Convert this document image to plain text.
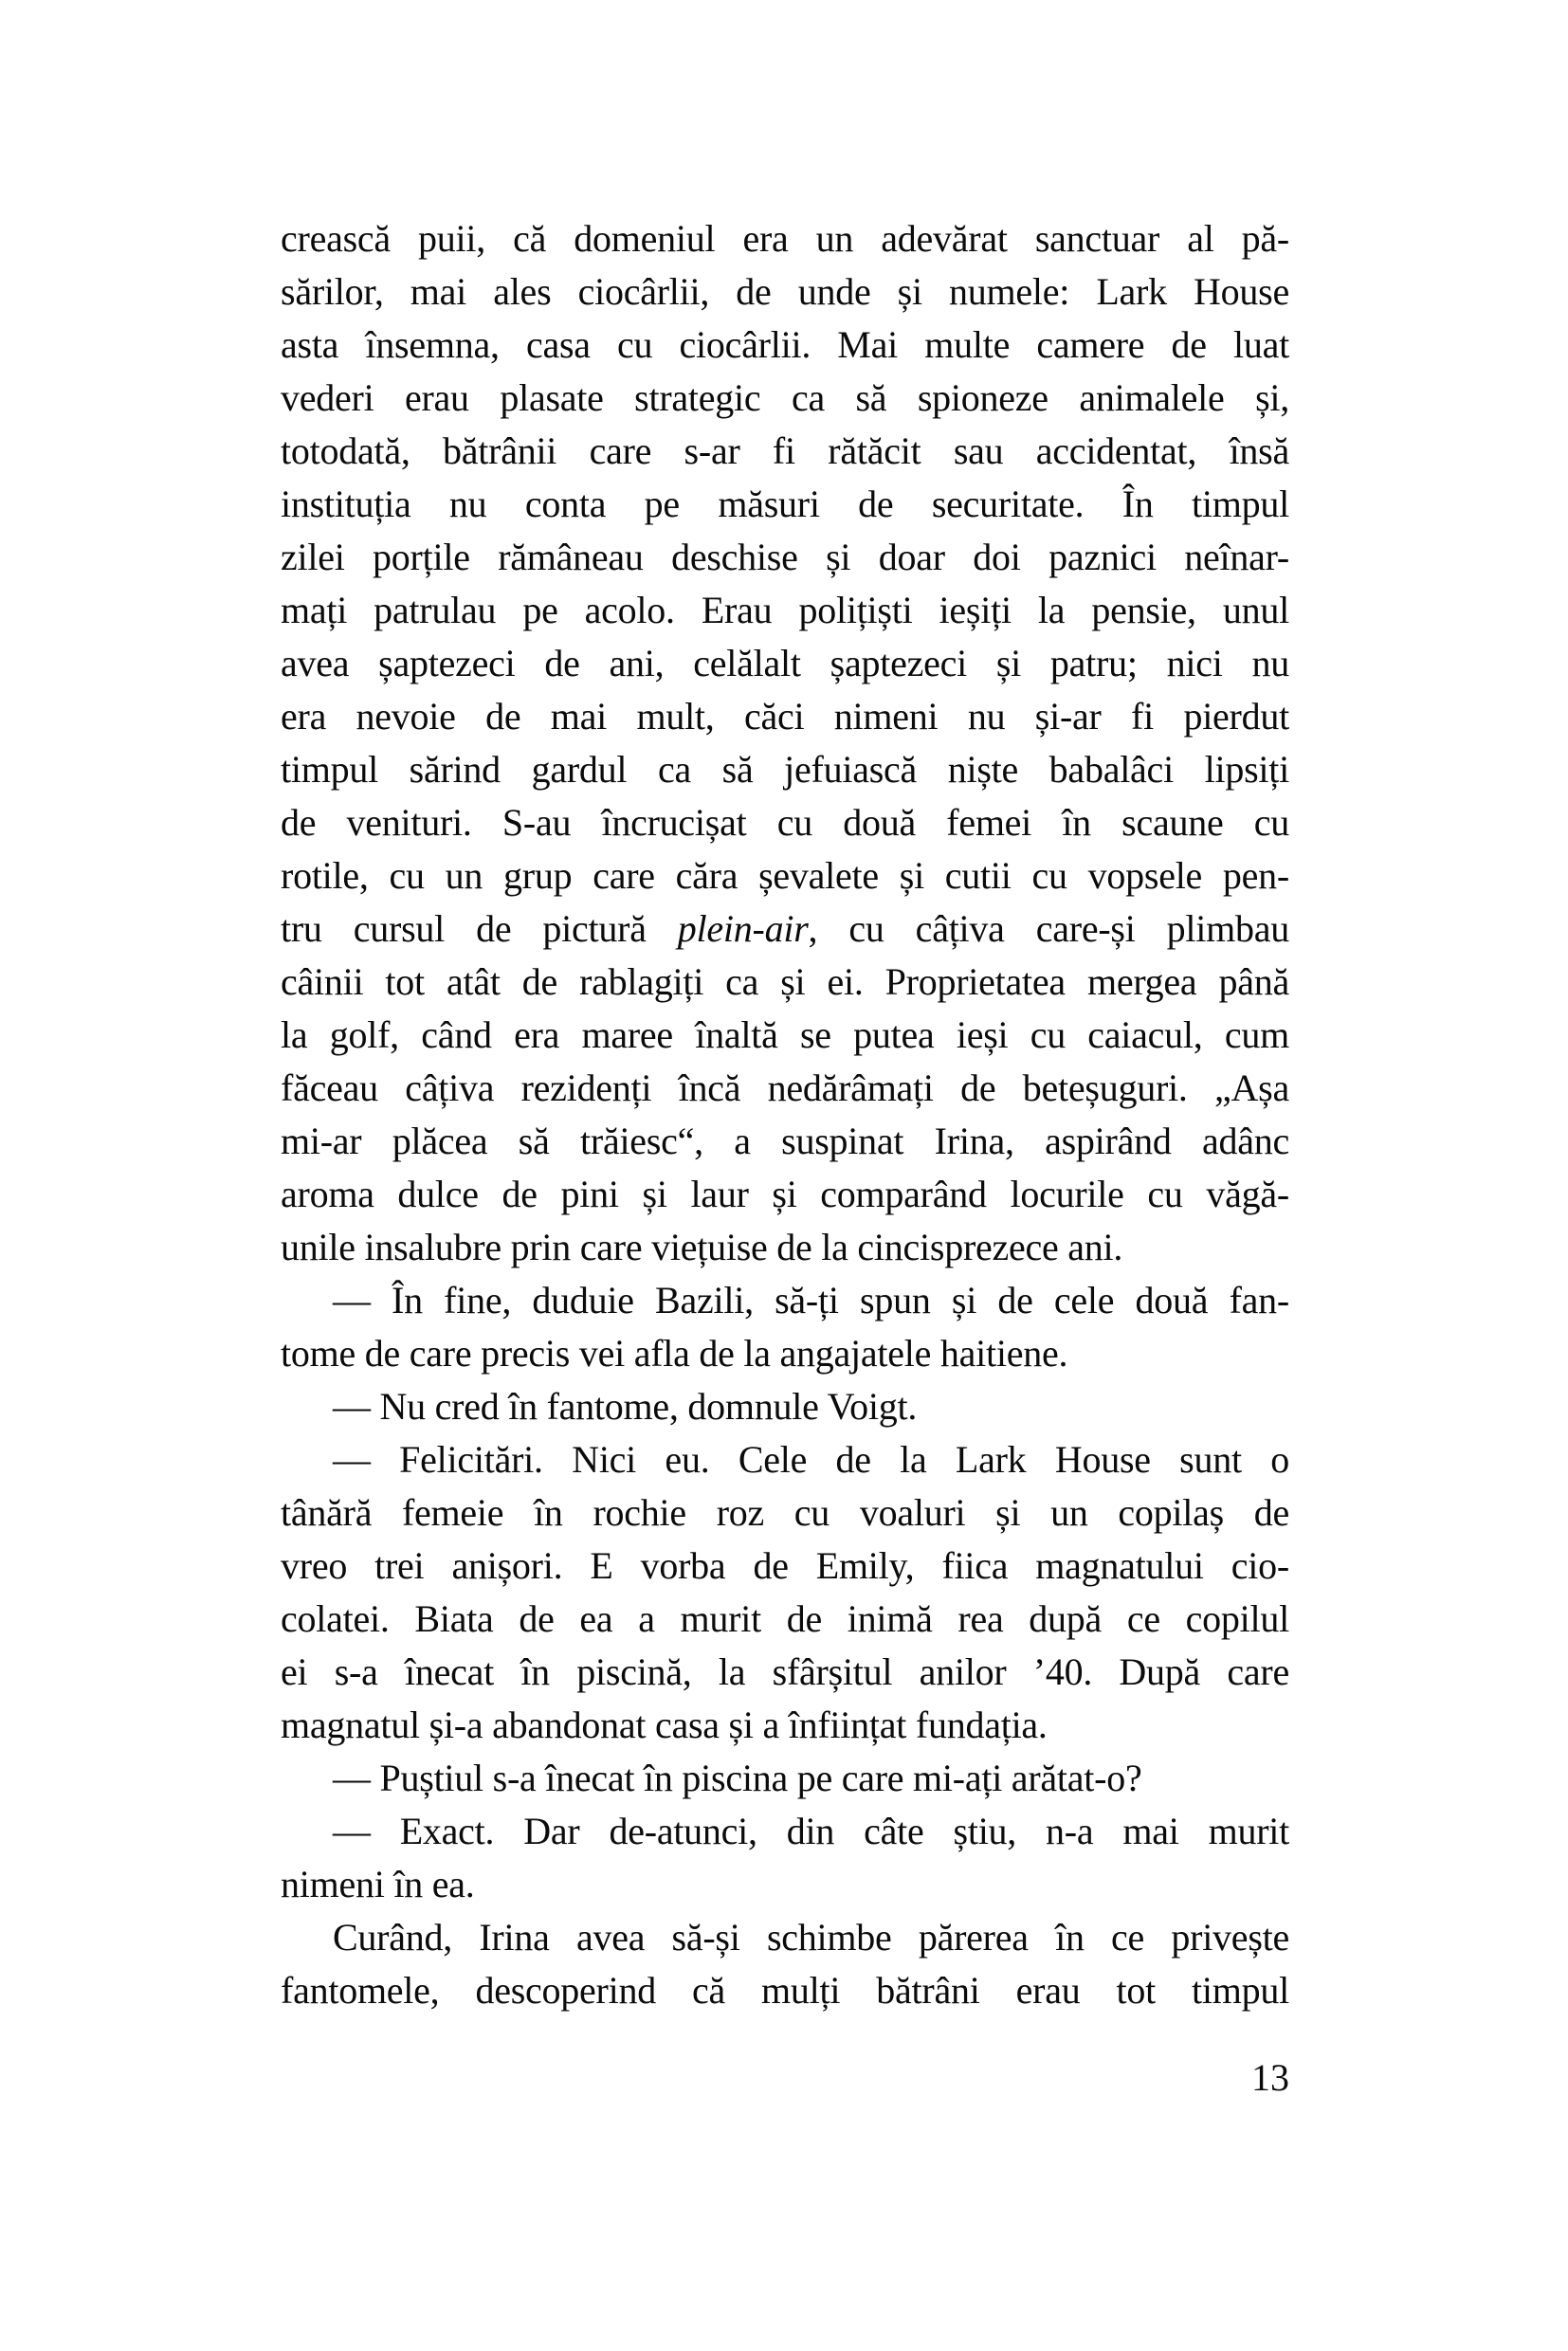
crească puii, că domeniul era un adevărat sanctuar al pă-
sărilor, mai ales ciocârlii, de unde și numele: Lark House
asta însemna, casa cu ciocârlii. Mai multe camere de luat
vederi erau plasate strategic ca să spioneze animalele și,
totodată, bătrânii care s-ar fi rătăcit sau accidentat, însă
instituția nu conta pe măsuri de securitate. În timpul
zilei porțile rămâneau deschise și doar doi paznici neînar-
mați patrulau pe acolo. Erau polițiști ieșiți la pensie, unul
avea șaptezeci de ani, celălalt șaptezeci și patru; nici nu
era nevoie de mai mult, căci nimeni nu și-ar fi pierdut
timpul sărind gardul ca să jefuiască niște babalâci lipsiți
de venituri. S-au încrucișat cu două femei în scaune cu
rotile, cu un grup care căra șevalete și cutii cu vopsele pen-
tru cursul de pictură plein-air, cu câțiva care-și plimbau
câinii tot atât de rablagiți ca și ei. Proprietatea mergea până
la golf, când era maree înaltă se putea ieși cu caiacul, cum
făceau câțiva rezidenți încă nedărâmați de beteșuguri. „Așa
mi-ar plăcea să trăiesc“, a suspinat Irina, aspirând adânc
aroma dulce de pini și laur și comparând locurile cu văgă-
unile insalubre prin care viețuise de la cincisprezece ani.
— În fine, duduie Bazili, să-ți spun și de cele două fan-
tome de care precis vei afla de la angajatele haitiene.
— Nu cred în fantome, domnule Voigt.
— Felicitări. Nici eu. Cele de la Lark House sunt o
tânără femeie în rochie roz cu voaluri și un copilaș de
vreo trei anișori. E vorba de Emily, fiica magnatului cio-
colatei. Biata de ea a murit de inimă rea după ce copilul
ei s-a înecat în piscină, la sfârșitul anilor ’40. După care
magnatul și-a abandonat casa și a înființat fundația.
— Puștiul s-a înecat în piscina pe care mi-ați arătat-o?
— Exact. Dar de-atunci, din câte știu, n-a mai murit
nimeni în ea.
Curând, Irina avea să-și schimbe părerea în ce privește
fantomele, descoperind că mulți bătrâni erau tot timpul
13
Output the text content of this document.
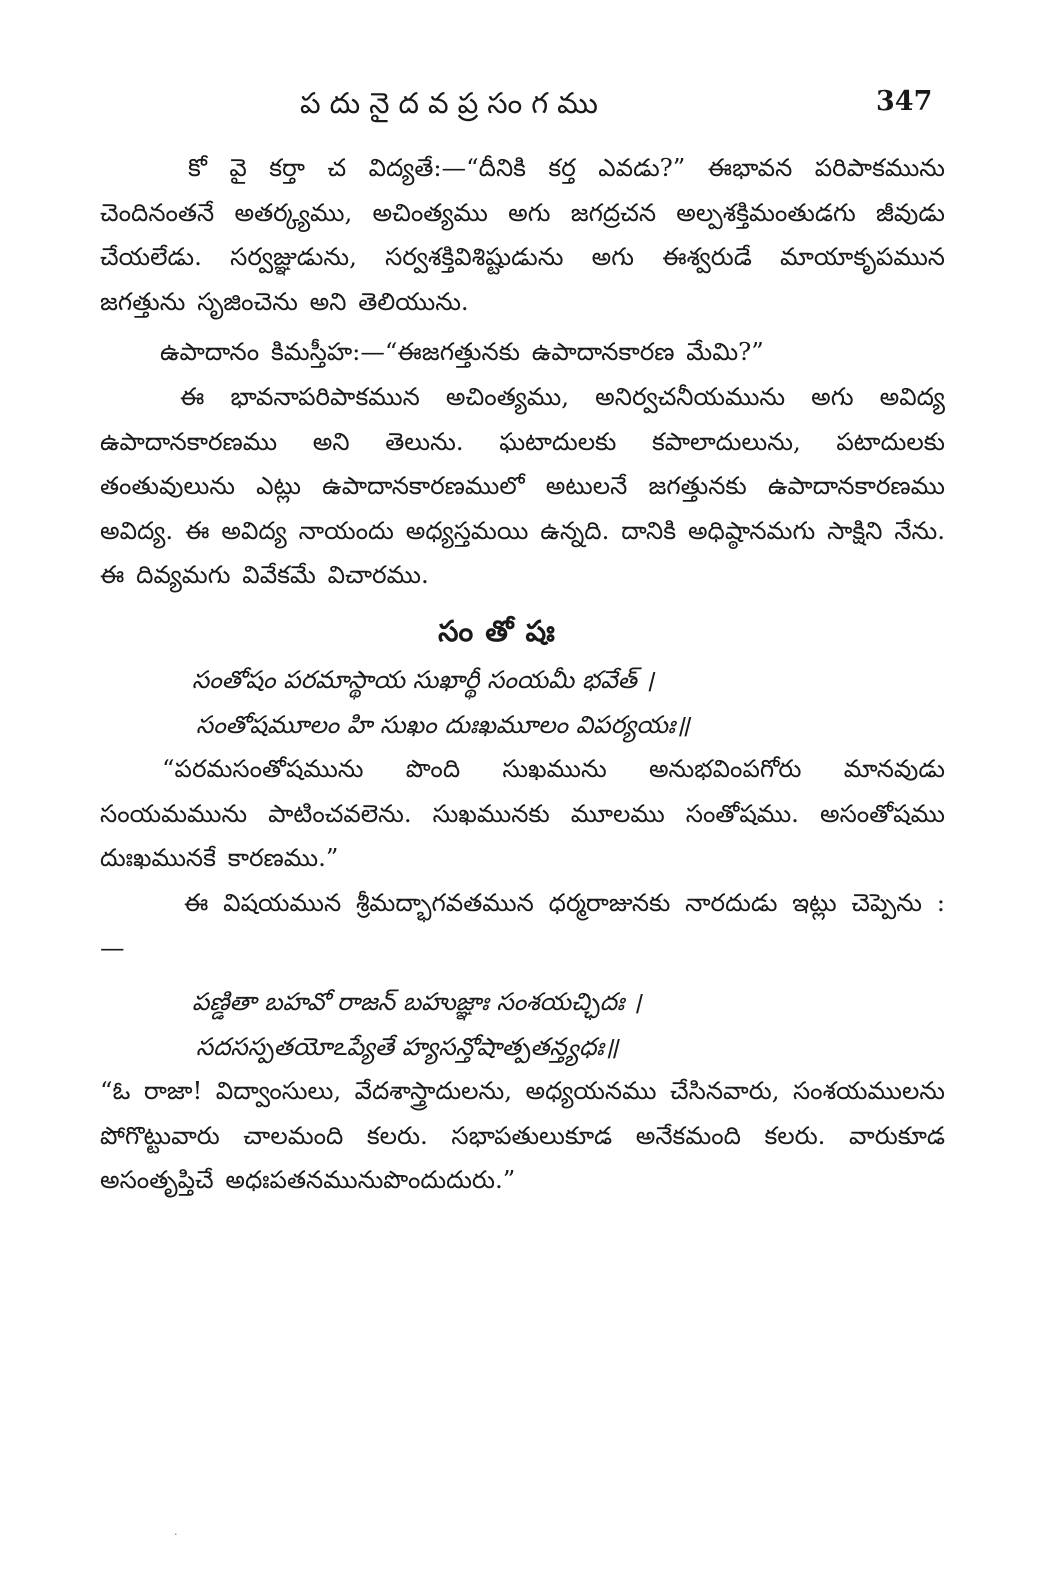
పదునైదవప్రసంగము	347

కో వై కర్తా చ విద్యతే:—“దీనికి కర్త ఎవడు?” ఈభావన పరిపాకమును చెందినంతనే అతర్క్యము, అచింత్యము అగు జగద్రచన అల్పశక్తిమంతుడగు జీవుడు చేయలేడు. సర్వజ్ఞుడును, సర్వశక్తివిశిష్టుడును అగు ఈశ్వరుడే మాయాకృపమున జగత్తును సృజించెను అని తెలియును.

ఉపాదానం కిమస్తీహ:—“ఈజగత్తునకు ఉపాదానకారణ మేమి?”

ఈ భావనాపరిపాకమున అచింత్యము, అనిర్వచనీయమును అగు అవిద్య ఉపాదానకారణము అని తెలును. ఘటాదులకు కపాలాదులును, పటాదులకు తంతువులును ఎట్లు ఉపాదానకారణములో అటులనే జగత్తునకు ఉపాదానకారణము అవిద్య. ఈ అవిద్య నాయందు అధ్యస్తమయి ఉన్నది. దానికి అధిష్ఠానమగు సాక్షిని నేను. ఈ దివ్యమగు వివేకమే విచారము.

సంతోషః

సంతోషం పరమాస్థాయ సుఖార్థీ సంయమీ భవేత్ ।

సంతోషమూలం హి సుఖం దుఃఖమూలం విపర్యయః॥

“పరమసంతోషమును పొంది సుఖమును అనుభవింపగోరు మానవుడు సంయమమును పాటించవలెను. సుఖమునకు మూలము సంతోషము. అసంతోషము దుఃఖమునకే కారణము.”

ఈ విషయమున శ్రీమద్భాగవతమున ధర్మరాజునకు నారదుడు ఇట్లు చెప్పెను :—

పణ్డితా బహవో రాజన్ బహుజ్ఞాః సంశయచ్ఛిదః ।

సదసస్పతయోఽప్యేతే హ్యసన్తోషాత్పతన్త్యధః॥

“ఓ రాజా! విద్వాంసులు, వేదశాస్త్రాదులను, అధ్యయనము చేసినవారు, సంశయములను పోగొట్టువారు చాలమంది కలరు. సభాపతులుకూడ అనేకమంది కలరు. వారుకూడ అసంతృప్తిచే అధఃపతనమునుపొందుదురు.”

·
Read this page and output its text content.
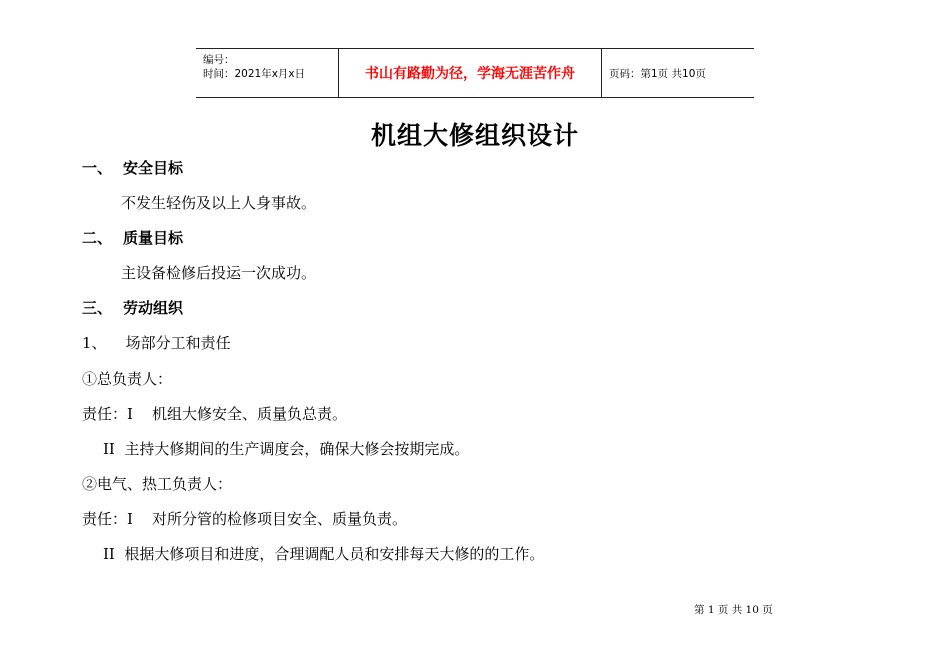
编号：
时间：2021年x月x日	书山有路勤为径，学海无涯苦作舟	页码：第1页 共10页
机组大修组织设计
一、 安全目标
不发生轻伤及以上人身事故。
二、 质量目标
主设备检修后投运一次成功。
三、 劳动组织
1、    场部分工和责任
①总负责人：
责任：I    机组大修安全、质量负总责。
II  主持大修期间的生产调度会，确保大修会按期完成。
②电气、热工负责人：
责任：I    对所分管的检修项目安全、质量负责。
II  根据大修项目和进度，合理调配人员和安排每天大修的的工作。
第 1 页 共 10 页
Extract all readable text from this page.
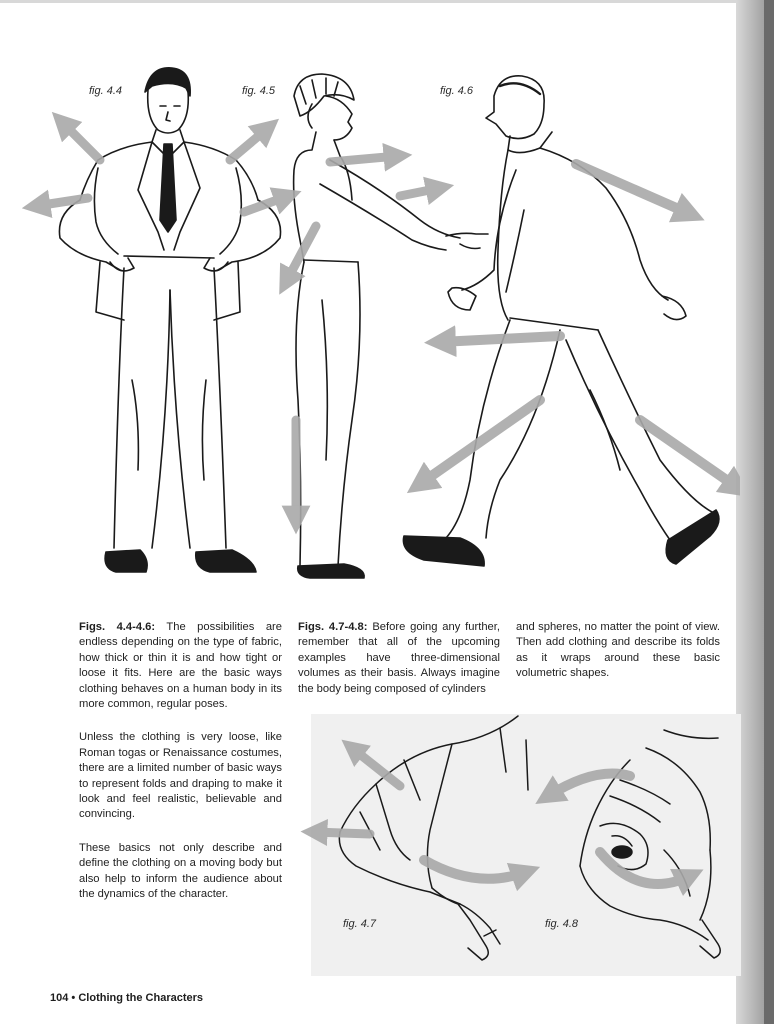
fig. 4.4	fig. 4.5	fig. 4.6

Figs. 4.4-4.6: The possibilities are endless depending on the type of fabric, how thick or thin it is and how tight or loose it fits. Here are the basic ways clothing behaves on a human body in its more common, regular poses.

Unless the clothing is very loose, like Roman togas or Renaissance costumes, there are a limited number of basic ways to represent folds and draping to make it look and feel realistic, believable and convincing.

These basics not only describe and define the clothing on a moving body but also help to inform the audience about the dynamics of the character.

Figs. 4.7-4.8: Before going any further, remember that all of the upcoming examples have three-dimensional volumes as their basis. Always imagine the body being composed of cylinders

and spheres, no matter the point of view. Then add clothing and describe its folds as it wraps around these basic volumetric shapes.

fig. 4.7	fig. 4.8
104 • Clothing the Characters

Task statement: Word for word, quote the lines above. Omit the pictures.

Written response:
Convert this document image to plain text.
crească puii, că domeniul era un adevărat sanctuar al pă-
sărilor, mai ales ciocârlii, de unde și numele: Lark House
asta însemna, casa cu ciocârlii. Mai multe camere de luat
vederi erau plasate strategic ca să spioneze animalele și,
totodată, bătrânii care s-ar fi rătăcit sau accidentat, însă
instituția nu conta pe măsuri de securitate. În timpul
zilei porțile rămâneau deschise și doar doi paznici neînar-
mați patrulau pe acolo. Erau polițiști ieșiți la pensie, unul
avea șaptezeci de ani, celălalt șaptezeci și patru; nici nu
era nevoie de mai mult, căci nimeni nu și-ar fi pierdut
timpul sărind gardul ca să jefuiască niște babalâci lipsiți
de venituri. S-au încrucișat cu două femei în scaune cu
rotile, cu un grup care căra șevalete și cutii cu vopsele pen-
tru cursul de pictură plein-air, cu câțiva care-și plimbau
câinii tot atât de rablagiți ca și ei. Proprietatea mergea până
la golf, când era maree înaltă se putea ieși cu caiacul, cum
făceau câțiva rezidenți încă nedărâmați de beteșuguri. „Așa
mi-ar plăcea să trăiesc“, a suspinat Irina, aspirând adânc
aroma dulce de pini și laur și comparând locurile cu văgă-
unile insalubre prin care viețuise de la cincisprezece ani.
— În fine, duduie Bazili, să-ți spun și de cele două fan-
tome de care precis vei afla de la angajatele haitiene.
— Nu cred în fantome, domnule Voigt.
— Felicitări. Nici eu. Cele de la Lark House sunt o
tânără femeie în rochie roz cu voaluri și un copilaș de
vreo trei anișori. E vorba de Emily, fiica magnatului cio-
colatei. Biata de ea a murit de inimă rea după ce copilul
ei s-a înecat în piscină, la sfârșitul anilor ’40. După care
magnatul și-a abandonat casa și a înființat fundația.
— Puștiul s-a înecat în piscina pe care mi-ați arătat-o?
— Exact. Dar de-atunci, din câte știu, n-a mai murit
nimeni în ea.
Curând, Irina avea să-și schimbe părerea în ce privește
fantomele, descoperind că mulți bătrâni erau tot timpul
13
Output the text content of this document.
పదునైదవప్రసంగము	347

కో వై కర్తా చ విద్యతే:—“దీనికి కర్త ఎవడు?” ఈభావన పరిపాకమును చెందినంతనే అతర్క్యము, అచింత్యము అగు జగద్రచన అల్పశక్తిమంతుడగు జీవుడు చేయలేడు. సర్వజ్ఞుడును, సర్వశక్తివిశిష్టుడును అగు ఈశ్వరుడే మాయాకృపమున జగత్తును సృజించెను అని తెలియును.

ఉపాదానం కిమస్తీహ:—“ఈజగత్తునకు ఉపాదానకారణ మేమి?”

ఈ భావనాపరిపాకమున అచింత్యము, అనిర్వచనీయమును అగు అవిద్య ఉపాదానకారణము అని తెలును. ఘటాదులకు కపాలాదులును, పటాదులకు తంతువులును ఎట్లు ఉపాదానకారణములో అటులనే జగత్తునకు ఉపాదానకారణము అవిద్య. ఈ అవిద్య నాయందు అధ్యస్తమయి ఉన్నది. దానికి అధిష్ఠానమగు సాక్షిని నేను. ఈ దివ్యమగు వివేకమే విచారము.

సంతోషః

సంతోషం పరమాస్థాయ సుఖార్థీ సంయమీ భవేత్ ।

సంతోషమూలం హి సుఖం దుఃఖమూలం విపర్యయః॥

“పరమసంతోషమును పొంది సుఖమును అనుభవింపగోరు మానవుడు సంయమమును పాటించవలెను. సుఖమునకు మూలము సంతోషము. అసంతోషము దుఃఖమునకే కారణము.”

ఈ విషయమున శ్రీమద్భాగవతమున ధర్మరాజునకు నారదుడు ఇట్లు చెప్పెను :—

పణ్డితా బహవో రాజన్ బహుజ్ఞాః సంశయచ్ఛిదః ।

సదసస్పతయోఽప్యేతే హ్యసన్తోషాత్పతన్త్యధః॥

“ఓ రాజా! విద్వాంసులు, వేదశాస్త్రాదులను, అధ్యయనము చేసినవారు, సంశయములను పోగొట్టువారు చాలమంది కలరు. సభాపతులుకూడ అనేకమంది కలరు. వారుకూడ అసంతృప్తిచే అధఃపతనమునుపొందుదురు.”

·
Read this page and output its text content.
编号：
时间：2021年x月x日	书山有路勤为径，学海无涯苦作舟	页码：第1页 共10页
机组大修组织设计
一、 安全目标
不发生轻伤及以上人身事故。
二、 质量目标
主设备检修后投运一次成功。
三、 劳动组织
1、    场部分工和责任
①总负责人：
责任：I    机组大修安全、质量负总责。
II  主持大修期间的生产调度会，确保大修会按期完成。
②电气、热工负责人：
责任：I    对所分管的检修项目安全、质量负责。
II  根据大修项目和进度，合理调配人员和安排每天大修的的工作。
第 1 页 共 10 页
Extract all readable text from this page.
fig. 4.4	fig. 4.5	fig. 4.6

Figs. 4.4-4.6: The possibilities are endless depending on the type of fabric, how thick or thin it is and how tight or loose it fits. Here are the basic ways clothing behaves on a human body in its more common, regular poses.

Unless the clothing is very loose, like Roman togas or Renaissance costumes, there are a limited number of basic ways to represent folds and draping to make it look and feel realistic, believable and convincing.

These basics not only describe and define the clothing on a moving body but also help to inform the audience about the dynamics of the character.

Figs. 4.7-4.8: Before going any further, remember that all of the upcoming examples have three-dimensional volumes as their basis. Always imagine the body being composed of cylinders

and spheres, no matter the point of view. Then add clothing and describe its folds as it wraps around these basic volumetric shapes.

fig. 4.7	fig. 4.8
104 • Clothing the Characters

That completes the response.